== QUOTED PASSAGE

Hi Greg,
I think the UCX PML may be discomfited by the lack of thread safety.
Could you try using the contrib/configure-release-mt in your ucx folder? You
want to add –enable-mt.
That’s what stands out in your configure output from the one I usually get when
building on a MLNX connectx5 cluster with
MLNX_OFED_LINUX-4.5-1.0.1.0
Here’s the output from one of my UCX configs:
configure: =========================================================
configure: UCX build configuration:
configure: Build prefix: <foobar>/ucx_testing/ucx/test_install
configure: Configuration dir: ${prefix}/etc/ucx
configure: Preprocessor flags: -DCPU_FLAGS="" -I${abs_top_srcdir}/src
-I${abs_top_builddir} -I${abs_top_builddir}/src
configure: C compiler:
/users/hpritchard/spack/opt/spack/linux-rhel7-aarch64/gcc-4.8.5/gcc-9.1.0-nhd4fe4i6jtn2hncfzumegojm6hsznxy/bin/gcc
-O3 -g -Wall -Werror -funwind-tables -Wno-missing-field-initializers
-Wno-unused-parameter -Wno-unused-label -Wno-long-long -Wno-endif-labels
-Wno-sign-compare -Wno-multichar -Wno-deprecated-declarations -Winvalid-pch
-Wno-pointer-sign -Werror-implicit-function-declaration -Wno-format-zero-length
-Wnested-externs -Wshadow -Werror=declaration-after-statement
configure: C++ compiler:
/users/hpritchard/spack/opt/spack/linux-rhel7-aarch64/gcc-4.8.5/gcc-9.1.0-nhd4fe4i6jtn2hncfzumegojm6hsznxy/bin/g++
-O3 -g -Wall -Werror -funwind-tables -Wno-missing-field-initializers
-Wno-unused-parameter -Wno-unused-label -Wno-long-long -Wno-endif-labels
-Wno-sign-compare -Wno-multichar -Wno-deprecated-declarations -Winvalid-pch
configure: Multi-thread: enabled
configure: NUMA support: disabled
configure: MPI tests: disabled
configure: VFS support: no
configure: Devel headers: no
configure: io_demo CUDA support: no
configure: Bindings: < >
configure: UCS modules: < >
configure: UCT modules: < ib cma knem >
configure: CUDA modules: < >
configure: ROCM modules: < >
configure: IB modules: < >
configure: UCM modules: < >
configure: Perf modules: < >
configure: =========================================================
Howard
From: "Fischer, Greg A." <[email protected]>
Date: Thursday, October 14, 2021 at 12:46 PM
To: "Pritchard Jr., Howard" <[email protected]>, Open MPI Users
<[email protected]>
Cc: "Fischer, Greg A." <[email protected]>
Subject: RE: [EXTERNAL] [OMPI users] OpenMPI 3.1.6 openib failure: "mlx4_0
errno says Success"

====
== RECORDS SUPPLIED

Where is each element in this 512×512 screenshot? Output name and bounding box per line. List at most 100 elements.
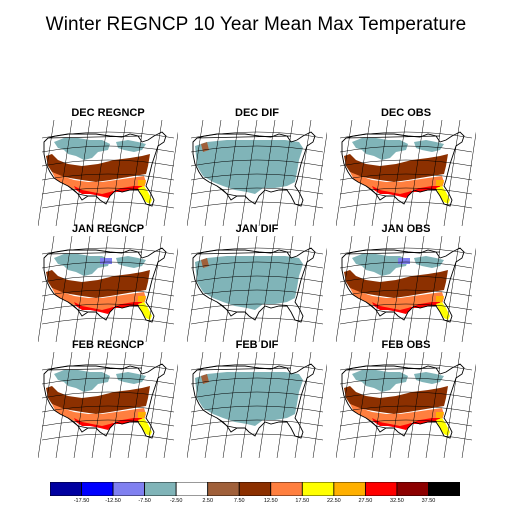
- latitude-line: [339, 173, 473, 181]
- longitude-line: [276, 352, 294, 458]
- temp-band-yellow: [436, 186, 450, 204]
- latitude-line: [190, 419, 324, 427]
- latitude-line: [41, 289, 175, 297]
- map-panel: DEC DIF: [187, 107, 327, 226]
- longitude-line: [258, 236, 276, 342]
- temp-band-red: [372, 302, 440, 314]
- colorbar-swatch: [396, 482, 429, 496]
- longitude-line: [240, 236, 258, 342]
- longitude-line: [109, 236, 127, 342]
- map-svg: [336, 120, 476, 226]
- longitude-line: [73, 120, 91, 226]
- colorbar-tick-label: -7.50: [138, 498, 151, 504]
- latitude-line: [190, 201, 324, 209]
- colorbar-swatch: [238, 482, 272, 496]
- latitude-line: [190, 405, 324, 413]
- temp-cold-patch: [398, 258, 410, 264]
- latitude-line: [190, 275, 324, 283]
- temp-band-red: [74, 302, 142, 314]
- canada-border: [47, 135, 143, 139]
- latitude-line: [339, 201, 473, 209]
- latitude-line: [41, 303, 175, 311]
- latitude-line: [41, 419, 175, 427]
- temp-cool-west: [54, 138, 110, 160]
- map-panel: JAN REGNCP: [38, 223, 178, 342]
- longitude-line: [163, 247, 178, 342]
- longitude-line: [276, 236, 294, 342]
- temp-band-gold: [138, 412, 146, 418]
- longitude-line: [371, 236, 389, 342]
- longitude-line: [389, 236, 407, 342]
- temp-band-brown: [344, 270, 448, 298]
- temp-band-yellow: [138, 418, 152, 436]
- temp-band-red: [372, 186, 440, 198]
- mexico-border: [216, 185, 245, 197]
- panel-label: FEB OBS: [381, 339, 431, 351]
- colorbar-tick-label: 37.50: [421, 498, 436, 504]
- colorbar-tick-label: -17.50: [73, 498, 90, 504]
- temp-cool-east: [116, 256, 146, 268]
- latitude-line: [41, 187, 175, 195]
- longitude-line: [461, 131, 476, 226]
- latitude-line: [339, 303, 473, 311]
- longitude-line: [312, 247, 327, 342]
- map-svg: [187, 236, 327, 342]
- figure-title: Winter REGNCP 10 Year Mean Max Temperatu…: [45, 14, 467, 35]
- colorbar-tick-label: -12.50: [105, 498, 121, 504]
- latitude-line: [190, 377, 324, 385]
- latitude-line: [41, 377, 175, 385]
- latitude-line: [190, 391, 324, 399]
- map-svg: [38, 236, 178, 342]
- longitude-line: [145, 120, 163, 226]
- mexico-border: [216, 417, 245, 429]
- latitude-line: [190, 173, 324, 181]
- longitude-line: [294, 120, 312, 226]
- map-svg: [336, 236, 476, 342]
- longitude-line: [312, 363, 327, 458]
- latitude-line: [190, 433, 324, 441]
- dif-field: [195, 372, 303, 426]
- longitude-line: [222, 352, 240, 458]
- map-panel: FEB REGNCP: [38, 339, 178, 458]
- mexico-border: [365, 301, 394, 313]
- temp-cool-west: [352, 370, 408, 392]
- longitude-line: [127, 120, 145, 226]
- longitude-line: [443, 120, 461, 226]
- mexico-border: [67, 301, 96, 313]
- canada-border: [345, 135, 441, 139]
- longitude-line: [91, 236, 109, 342]
- map-svg: [38, 120, 178, 226]
- canada-border: [345, 367, 441, 371]
- temp-band-yellow: [436, 418, 450, 436]
- longitude-line: [240, 120, 258, 226]
- latitude-line: [41, 405, 175, 413]
- longitude-line: [73, 236, 91, 342]
- longitude-line: [407, 352, 425, 458]
- temp-cool-east: [116, 140, 146, 152]
- canada-border: [196, 251, 292, 255]
- temp-band-red: [372, 418, 440, 430]
- colorbar-tick-label: 32.50: [390, 498, 404, 504]
- colorbar-tick-label: -2.50: [169, 498, 183, 504]
- longitude-line: [145, 236, 163, 342]
- temp-cool-west: [352, 254, 408, 276]
- temp-band-gold: [138, 180, 146, 186]
- longitude-line: [389, 120, 407, 226]
- mexico-border: [365, 417, 394, 429]
- longitude-line: [163, 131, 178, 226]
- colorbar-tick-label: 12.50: [263, 498, 278, 504]
- longitude-line: [389, 352, 407, 458]
- panel-label: JAN REGNCP: [71, 223, 145, 235]
- latitude-line: [339, 159, 473, 167]
- longitude-line: [109, 120, 127, 226]
- temp-band-brown: [344, 154, 448, 182]
- colorbar-swatch: [207, 482, 240, 496]
- longitude-line: [258, 352, 276, 458]
- longitude-line: [461, 247, 476, 342]
- longitude-line: [425, 236, 443, 342]
- colorbar-swatch: [175, 482, 209, 496]
- longitude-line: [294, 236, 312, 342]
- map-svg: [336, 352, 476, 458]
- map-svg: [187, 352, 327, 458]
- temp-band-red: [74, 186, 142, 198]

====

*THINGS TO DO*.
1: In the UCX reply, which MLNX_OFED release does the ConnectX-5 cluster use?
2: Continue the UCX reply from its last line.
The records have nothing to do with what is asked here.

*RESPONSE LIST*.
1: MLNX_OFED_LINUX-4.5-1.0.1.0

2:
Thanks, Howard.
I downloaded a current version of UCX (1.11.2) and installed it with OpenMPI
4.1.1. When I try to specify the “-mca pml ucx” for a simple, 2-process
benchmark problem, I get:
--------------------------------------------------------------------------
No components were able to be opened in the pml framework.
This typically means that either no components of this type were
installed, or none of the installed components can be loaded.
Sometimes this means that shared libraries required by these
components are unable to be found/loaded.
Host: bl1311
Framework: pml
--------------------------------------------------------------------------
[bl1311:20168] PML ucx cannot be selected
[bl1311:20169] PML ucx cannot be selected
------------------------------------------------------------
I’ve attached my ucx_info -d output, as well as the ucx configuration
information. I’m not sure I follow everything on the UCX FAQ page, but it seems
like everything is being routed over TCP, which is probably not what I want.
Any thoughts as to what I might be doing wrong?
Thanks,
Greg
From: Pritchard Jr., Howard <[email protected]>
Sent: Wednesday, October 13, 2021 12:28 PM
To: Open MPI Users <[email protected]>
Cc: Fischer, Greg A. <[email protected]>
Subject: Re: [EXTERNAL] [OMPI users] OpenMPI 3.1.6 openib failure: "mlx4_0
errno says Success"
[External Email]
HI Greg,
It’s the aging of the openib btl.
You may be able to apply the attached patch. Note the 3.1.x release stream is
no longer supported.
You may want to try using the 4.1.1 release, in which case you’ll want to use
UCX.
Howard
From: users
<[email protected]<mailto:[email protected]>> on
behalf of "Fischer, Greg A. via users"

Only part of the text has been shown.